◆ Required action
Set down, character for character, the passage of the camera flash LED excerpt that opens with the words containing "private Object mManager;" and closes with "getFlashlightEnabledMethod = manager.getClass()".

◆ Excerpt to read

====================

It required these functions which turn on and off the LED
     
    // code largely copied from   http://www.java2s.com/Open-Source/Android/Tools/quick-settings/com/bwx/bequick/flashlight/Droid22Flashlight.java.htm
    // Controls the camera flash LED
    
    private Object mManager;


    public boolean isOn(Context context) {
        try {
            Object manager = getManager();
            if (manager != null) {
                Method getFlashlightEnabledMethod = manager.getClass()
                        .getMethod("getFlashlightEnabled");
                return (Boolean) getFlashlightEnabledMethod
                        .invoke(manager);
            }
        } catch (Exception e) {
            Log.e(TAG, "", e);
        }
        return false;
    }


    public void setOn(boolean on, Context context) {
        try {
            Object manager = getManager();
            if (manager != null) {
                Method setFlashlightEnabledMethod = manager.getClass()
                        .getMethod("setFlashlightEnabled",
                                boolean.class);
                setFlashlightEnabledMethod.invoke(manager, on);
            }
        } catch (Exception e) {
            Log.e(TAG, "", e);
        }
    }


    private Object getManager() {
        if (mManager == null) {
            try {
                Class<?> managerClass = Class
                        .forName("android.os.ServiceManager");
                Method methodGetService = managerClass.getMethod(
                        "getService", String.class);
                IBinder hardwareService = (IBinder) methodGetService
                        .invoke(managerClass, "hardware");


                Class<?> stubClass = Class
                        .forName("android.os.IHardwareService$Stub");
                Method asInterfaceMethod = stubClass.getMethod(
                        "asInterface", IBinder.class);
                mManager = asInterfaceMethod.invoke(stubClass,
                        hardwareService);
            } catch (Exception e) {
                Log.e(TAG, "", e);
            }
        }
        return mManager;
    }

5 comments:

  1. Hi,

    Great post (and great blog too). I just did a Google search on controlling the flash LED of an Android phone and ended up here - which was exactly where I needed to be.

====================

◆ Record set

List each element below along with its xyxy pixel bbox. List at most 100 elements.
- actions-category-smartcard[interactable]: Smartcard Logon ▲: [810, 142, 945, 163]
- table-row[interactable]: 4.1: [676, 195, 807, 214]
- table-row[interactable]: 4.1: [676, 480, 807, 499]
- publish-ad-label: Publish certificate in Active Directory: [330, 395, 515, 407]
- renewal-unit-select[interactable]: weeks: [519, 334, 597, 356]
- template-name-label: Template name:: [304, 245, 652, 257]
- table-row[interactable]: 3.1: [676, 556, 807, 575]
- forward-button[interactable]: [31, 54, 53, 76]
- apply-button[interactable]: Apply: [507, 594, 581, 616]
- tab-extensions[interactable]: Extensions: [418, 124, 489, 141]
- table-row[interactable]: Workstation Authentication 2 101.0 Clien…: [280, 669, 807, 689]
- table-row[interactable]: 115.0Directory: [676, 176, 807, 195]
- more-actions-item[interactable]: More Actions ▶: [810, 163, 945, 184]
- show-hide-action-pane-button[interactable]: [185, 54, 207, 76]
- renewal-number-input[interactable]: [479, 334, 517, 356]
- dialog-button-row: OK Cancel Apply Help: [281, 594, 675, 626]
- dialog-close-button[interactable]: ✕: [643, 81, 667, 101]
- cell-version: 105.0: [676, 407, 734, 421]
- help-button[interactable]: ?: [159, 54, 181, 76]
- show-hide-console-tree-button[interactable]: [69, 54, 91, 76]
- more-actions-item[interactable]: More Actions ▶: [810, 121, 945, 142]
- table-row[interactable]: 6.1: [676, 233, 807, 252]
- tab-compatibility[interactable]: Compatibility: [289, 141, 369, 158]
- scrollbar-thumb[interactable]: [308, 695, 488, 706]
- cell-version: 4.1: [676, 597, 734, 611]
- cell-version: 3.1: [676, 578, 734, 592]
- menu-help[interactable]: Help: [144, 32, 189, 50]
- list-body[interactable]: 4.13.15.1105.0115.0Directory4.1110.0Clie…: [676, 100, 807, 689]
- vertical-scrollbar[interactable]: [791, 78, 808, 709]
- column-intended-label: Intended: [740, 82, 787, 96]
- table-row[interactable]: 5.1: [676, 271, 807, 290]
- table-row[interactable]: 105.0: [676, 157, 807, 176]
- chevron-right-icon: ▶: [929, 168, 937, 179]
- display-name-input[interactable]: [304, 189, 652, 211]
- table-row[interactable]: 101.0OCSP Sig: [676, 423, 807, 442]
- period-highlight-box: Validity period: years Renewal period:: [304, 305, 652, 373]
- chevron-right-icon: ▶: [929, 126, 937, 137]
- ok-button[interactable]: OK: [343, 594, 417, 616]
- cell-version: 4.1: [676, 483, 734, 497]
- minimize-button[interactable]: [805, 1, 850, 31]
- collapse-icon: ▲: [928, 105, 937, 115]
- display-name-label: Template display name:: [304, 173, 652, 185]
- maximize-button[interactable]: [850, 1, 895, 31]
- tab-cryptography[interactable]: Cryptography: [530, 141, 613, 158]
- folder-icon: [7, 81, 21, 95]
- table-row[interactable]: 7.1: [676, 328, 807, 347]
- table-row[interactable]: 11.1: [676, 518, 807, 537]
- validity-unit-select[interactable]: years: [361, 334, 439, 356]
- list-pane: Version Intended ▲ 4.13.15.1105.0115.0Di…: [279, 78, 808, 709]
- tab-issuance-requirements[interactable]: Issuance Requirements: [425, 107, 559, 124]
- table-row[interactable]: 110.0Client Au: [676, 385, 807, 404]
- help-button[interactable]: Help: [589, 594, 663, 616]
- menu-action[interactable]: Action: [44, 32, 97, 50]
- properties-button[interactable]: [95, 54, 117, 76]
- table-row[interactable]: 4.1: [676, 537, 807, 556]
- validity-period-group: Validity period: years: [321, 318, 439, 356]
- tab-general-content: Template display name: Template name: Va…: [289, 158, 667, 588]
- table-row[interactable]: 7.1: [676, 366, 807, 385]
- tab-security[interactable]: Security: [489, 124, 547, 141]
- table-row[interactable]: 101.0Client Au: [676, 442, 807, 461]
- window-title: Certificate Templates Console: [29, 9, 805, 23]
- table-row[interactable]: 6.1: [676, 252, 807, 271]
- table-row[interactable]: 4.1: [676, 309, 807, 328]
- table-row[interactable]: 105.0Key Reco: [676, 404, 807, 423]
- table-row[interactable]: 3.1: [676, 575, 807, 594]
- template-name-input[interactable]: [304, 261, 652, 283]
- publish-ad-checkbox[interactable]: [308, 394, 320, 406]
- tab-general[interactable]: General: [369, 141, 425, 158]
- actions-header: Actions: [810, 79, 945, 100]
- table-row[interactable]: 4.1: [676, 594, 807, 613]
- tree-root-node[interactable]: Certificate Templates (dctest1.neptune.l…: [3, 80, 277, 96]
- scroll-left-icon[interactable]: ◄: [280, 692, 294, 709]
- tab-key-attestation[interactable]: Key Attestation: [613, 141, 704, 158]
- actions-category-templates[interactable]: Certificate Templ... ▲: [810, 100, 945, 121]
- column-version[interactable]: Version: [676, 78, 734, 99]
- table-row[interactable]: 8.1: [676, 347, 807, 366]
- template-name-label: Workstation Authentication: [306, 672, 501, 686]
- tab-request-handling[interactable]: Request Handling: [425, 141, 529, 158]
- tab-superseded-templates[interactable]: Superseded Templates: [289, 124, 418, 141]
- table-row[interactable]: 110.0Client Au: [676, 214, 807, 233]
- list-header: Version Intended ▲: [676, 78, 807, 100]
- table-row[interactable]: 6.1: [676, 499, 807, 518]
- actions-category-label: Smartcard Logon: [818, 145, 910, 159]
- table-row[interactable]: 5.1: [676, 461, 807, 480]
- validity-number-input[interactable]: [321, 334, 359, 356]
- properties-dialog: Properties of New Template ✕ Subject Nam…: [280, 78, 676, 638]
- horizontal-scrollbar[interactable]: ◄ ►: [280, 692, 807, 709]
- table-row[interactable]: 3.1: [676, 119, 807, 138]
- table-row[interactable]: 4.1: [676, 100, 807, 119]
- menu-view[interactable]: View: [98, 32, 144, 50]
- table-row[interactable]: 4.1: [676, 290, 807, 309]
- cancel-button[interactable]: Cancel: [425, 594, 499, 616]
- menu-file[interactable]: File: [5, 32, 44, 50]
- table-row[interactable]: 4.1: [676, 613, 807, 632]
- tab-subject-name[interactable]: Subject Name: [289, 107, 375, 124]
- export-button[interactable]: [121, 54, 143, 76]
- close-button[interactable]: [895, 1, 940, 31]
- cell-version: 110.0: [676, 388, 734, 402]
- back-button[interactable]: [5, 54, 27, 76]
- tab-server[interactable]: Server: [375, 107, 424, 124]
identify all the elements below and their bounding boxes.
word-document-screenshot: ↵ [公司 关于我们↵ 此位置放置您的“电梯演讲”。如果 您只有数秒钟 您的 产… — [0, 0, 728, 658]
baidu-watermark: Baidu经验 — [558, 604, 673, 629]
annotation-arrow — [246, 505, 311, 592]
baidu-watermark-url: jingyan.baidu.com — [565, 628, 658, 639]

====================

◆ Answer section
private Object mManager;


    public boolean isOn(Context context) {
        try {
            Object manager = getManager();
            if (manager != null) {
                Method getFlashlightEnabledMethod = manager.getClass()